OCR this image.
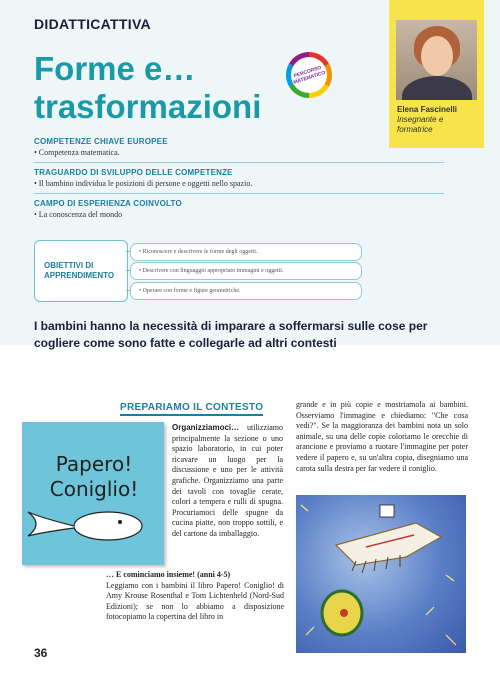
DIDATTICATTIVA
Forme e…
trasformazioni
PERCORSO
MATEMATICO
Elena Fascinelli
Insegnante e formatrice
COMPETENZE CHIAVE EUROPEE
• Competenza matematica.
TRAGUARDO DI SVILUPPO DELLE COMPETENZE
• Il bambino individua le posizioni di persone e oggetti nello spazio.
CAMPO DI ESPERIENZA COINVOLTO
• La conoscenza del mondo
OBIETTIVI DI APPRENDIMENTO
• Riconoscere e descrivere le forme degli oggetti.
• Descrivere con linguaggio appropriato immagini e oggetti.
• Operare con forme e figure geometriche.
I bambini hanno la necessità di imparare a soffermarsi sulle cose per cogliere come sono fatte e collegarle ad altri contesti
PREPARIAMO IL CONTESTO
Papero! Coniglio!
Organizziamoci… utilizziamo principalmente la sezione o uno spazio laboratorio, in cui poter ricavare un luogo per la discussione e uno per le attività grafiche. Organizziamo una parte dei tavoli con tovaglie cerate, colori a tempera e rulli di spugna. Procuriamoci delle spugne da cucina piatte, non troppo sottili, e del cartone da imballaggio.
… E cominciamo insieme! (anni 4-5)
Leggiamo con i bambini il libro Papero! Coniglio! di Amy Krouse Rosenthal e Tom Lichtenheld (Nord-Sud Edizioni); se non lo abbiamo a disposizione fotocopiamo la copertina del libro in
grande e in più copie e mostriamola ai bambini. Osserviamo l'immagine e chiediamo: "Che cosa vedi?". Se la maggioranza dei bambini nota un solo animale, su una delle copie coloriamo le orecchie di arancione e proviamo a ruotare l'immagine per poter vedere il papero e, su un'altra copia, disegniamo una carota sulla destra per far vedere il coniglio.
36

******

WRITTEN REQUEST:
Find and copy each line above that includes the string "COMPETENZE".

PROBLEM SOLUTION:
COMPETENZE CHIAVE EUROPEE
TRAGUARDO DI SVILUPPO DELLE COMPETENZE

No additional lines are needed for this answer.